* [Entries supplied]:
=-=-=-=-=
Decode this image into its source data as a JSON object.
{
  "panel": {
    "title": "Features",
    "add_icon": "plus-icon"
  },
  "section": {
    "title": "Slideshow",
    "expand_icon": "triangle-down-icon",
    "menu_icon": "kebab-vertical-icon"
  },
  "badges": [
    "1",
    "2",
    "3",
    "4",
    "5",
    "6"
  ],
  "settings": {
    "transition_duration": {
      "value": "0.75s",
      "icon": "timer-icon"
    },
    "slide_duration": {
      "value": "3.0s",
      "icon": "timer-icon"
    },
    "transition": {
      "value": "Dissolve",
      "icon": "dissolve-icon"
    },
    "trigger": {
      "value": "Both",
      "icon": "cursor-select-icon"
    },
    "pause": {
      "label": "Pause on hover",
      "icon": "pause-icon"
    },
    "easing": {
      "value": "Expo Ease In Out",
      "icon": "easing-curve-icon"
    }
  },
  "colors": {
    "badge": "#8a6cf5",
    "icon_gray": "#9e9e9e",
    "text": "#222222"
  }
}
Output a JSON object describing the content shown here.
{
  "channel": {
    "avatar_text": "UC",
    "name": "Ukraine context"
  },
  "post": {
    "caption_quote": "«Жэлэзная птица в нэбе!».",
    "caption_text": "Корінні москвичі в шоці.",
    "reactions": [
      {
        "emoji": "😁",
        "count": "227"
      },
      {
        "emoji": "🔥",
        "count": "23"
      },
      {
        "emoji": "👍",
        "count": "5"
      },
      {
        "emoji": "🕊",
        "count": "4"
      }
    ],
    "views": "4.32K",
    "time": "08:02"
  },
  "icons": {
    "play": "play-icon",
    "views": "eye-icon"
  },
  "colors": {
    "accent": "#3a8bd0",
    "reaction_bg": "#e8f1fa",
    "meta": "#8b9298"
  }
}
=-=-=-=-=
* [Set problem]: Using the data above, return each line exactly as written.

* [The output]:
Decode this image into its source data as a JSON object.
{
  "panel": {
    "title": "Features",
    "add_icon": "plus-icon"
  },
  "section": {
    "title": "Slideshow",
    "expand_icon": "triangle-down-icon",
    "menu_icon": "kebab-vertical-icon"
  },
  "badges": [
    "1",
    "2",
    "3",
    "4",
    "5",
    "6"
  ],
  "settings": {
    "transition_duration": {
      "value": "0.75s",
      "icon": "timer-icon"
    },
    "slide_duration": {
      "value": "3.0s",
      "icon": "timer-icon"
    },
    "transition": {
      "value": "Dissolve",
      "icon": "dissolve-icon"
    },
    "trigger": {
      "value": "Both",
      "icon": "cursor-select-icon"
    },
    "pause": {
      "label": "Pause on hover",
      "icon": "pause-icon"
    },
    "easing": {
      "value": "Expo Ease In Out",
      "icon": "easing-curve-icon"
    }
  },
  "colors": {
    "badge": "#8a6cf5",
    "icon_gray": "#9e9e9e",
    "text": "#222222"
  }
}
Output a JSON object describing the content shown here.
{
  "channel": {
    "avatar_text": "UC",
    "name": "Ukraine context"
  },
  "post": {
    "caption_quote": "«Жэлэзная птица в нэбе!».",
    "caption_text": "Корінні москвичі в шоці.",
    "reactions": [
      {
        "emoji": "😁",
        "count": "227"
      },
      {
        "emoji": "🔥",
        "count": "23"
      },
      {
        "emoji": "👍",
        "count": "5"
      },
      {
        "emoji": "🕊",
        "count": "4"
      }
    ],
    "views": "4.32K",
    "time": "08:02"
  },
  "icons": {
    "play": "play-icon",
    "views": "eye-icon"
  },
  "colors": {
    "accent": "#3a8bd0",
    "reaction_bg": "#e8f1fa",
    "meta": "#8b9298"
  }
}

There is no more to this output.